— Do this —
Omit every picture while repeating the entries exactly.

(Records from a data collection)
* BEGIN *

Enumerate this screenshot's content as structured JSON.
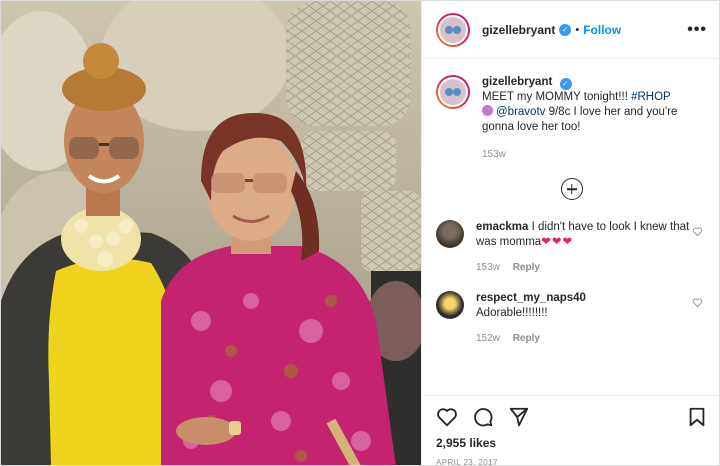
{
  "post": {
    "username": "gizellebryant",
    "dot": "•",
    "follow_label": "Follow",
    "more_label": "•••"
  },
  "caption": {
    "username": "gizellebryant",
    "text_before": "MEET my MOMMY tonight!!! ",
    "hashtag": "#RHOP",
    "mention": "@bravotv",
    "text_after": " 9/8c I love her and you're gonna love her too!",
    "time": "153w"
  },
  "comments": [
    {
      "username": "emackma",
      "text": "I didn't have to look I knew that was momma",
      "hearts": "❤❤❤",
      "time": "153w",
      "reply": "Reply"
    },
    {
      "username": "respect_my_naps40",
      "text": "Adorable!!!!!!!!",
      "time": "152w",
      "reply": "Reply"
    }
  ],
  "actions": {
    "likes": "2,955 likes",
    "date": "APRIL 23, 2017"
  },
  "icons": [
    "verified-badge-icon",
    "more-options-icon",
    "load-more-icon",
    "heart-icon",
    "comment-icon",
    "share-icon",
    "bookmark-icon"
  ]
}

* END *

— Answer to this problem —
Enumerate this screenshot's content as structured JSON.
{
  "post": {
    "username": "gizellebryant",
    "dot": "•",
    "follow_label": "Follow",
    "more_label": "•••"
  },
  "caption": {
    "username": "gizellebryant",
    "text_before": "MEET my MOMMY tonight!!! ",
    "hashtag": "#RHOP",
    "mention": "@bravotv",
    "text_after": " 9/8c I love her and you're gonna love her too!",
    "time": "153w"
  },
  "comments": [
    {
      "username": "emackma",
      "text": "I didn't have to look I knew that was momma",
      "hearts": "❤❤❤",
      "time": "153w",
      "reply": "Reply"
    },
    {
      "username": "respect_my_naps40",
      "text": "Adorable!!!!!!!!",
      "time": "152w",
      "reply": "Reply"
    }
  ],
  "actions": {
    "likes": "2,955 likes",
    "date": "APRIL 23, 2017"
  },
  "icons": [
    "verified-badge-icon",
    "more-options-icon",
    "load-more-icon",
    "heart-icon",
    "comment-icon",
    "share-icon",
    "bookmark-icon"
  ]
}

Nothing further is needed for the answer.